WHAT YOU ARE ASKED TO DO:
Every record here should be printed again exactly.

GIVEN ENTRIES:
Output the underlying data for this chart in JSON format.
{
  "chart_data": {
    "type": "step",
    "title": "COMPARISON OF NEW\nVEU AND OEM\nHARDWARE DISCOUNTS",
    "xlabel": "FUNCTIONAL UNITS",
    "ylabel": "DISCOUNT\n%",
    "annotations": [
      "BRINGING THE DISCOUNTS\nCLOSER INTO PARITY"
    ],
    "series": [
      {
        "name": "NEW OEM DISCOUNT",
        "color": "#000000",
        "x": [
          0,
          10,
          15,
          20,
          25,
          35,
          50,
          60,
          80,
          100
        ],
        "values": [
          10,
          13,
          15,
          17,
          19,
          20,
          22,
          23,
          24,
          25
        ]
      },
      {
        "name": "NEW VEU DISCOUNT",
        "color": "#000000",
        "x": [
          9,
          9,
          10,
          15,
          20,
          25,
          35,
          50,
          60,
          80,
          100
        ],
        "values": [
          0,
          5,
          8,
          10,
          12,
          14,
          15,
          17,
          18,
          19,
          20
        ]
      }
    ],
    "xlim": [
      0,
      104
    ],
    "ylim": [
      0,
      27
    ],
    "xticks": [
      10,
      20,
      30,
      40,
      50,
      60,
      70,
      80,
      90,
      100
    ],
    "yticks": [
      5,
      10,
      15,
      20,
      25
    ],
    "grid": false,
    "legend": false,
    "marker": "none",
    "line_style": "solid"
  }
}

SOLUTION:
Output the underlying data for this chart in JSON format.
{
  "chart_data": {
    "type": "step",
    "title": "COMPARISON OF NEW\nVEU AND OEM\nHARDWARE DISCOUNTS",
    "xlabel": "FUNCTIONAL UNITS",
    "ylabel": "DISCOUNT\n%",
    "annotations": [
      "BRINGING THE DISCOUNTS\nCLOSER INTO PARITY"
    ],
    "series": [
      {
        "name": "NEW OEM DISCOUNT",
        "color": "#000000",
        "x": [
          0,
          10,
          15,
          20,
          25,
          35,
          50,
          60,
          80,
          100
        ],
        "values": [
          10,
          13,
          15,
          17,
          19,
          20,
          22,
          23,
          24,
          25
        ]
      },
      {
        "name": "NEW VEU DISCOUNT",
        "color": "#000000",
        "x": [
          9,
          9,
          10,
          15,
          20,
          25,
          35,
          50,
          60,
          80,
          100
        ],
        "values": [
          0,
          5,
          8,
          10,
          12,
          14,
          15,
          17,
          18,
          19,
          20
        ]
      }
    ],
    "xlim": [
      0,
      104
    ],
    "ylim": [
      0,
      27
    ],
    "xticks": [
      10,
      20,
      30,
      40,
      50,
      60,
      70,
      80,
      90,
      100
    ],
    "yticks": [
      5,
      10,
      15,
      20,
      25
    ],
    "grid": false,
    "legend": false,
    "marker": "none",
    "line_style": "solid"
  }
}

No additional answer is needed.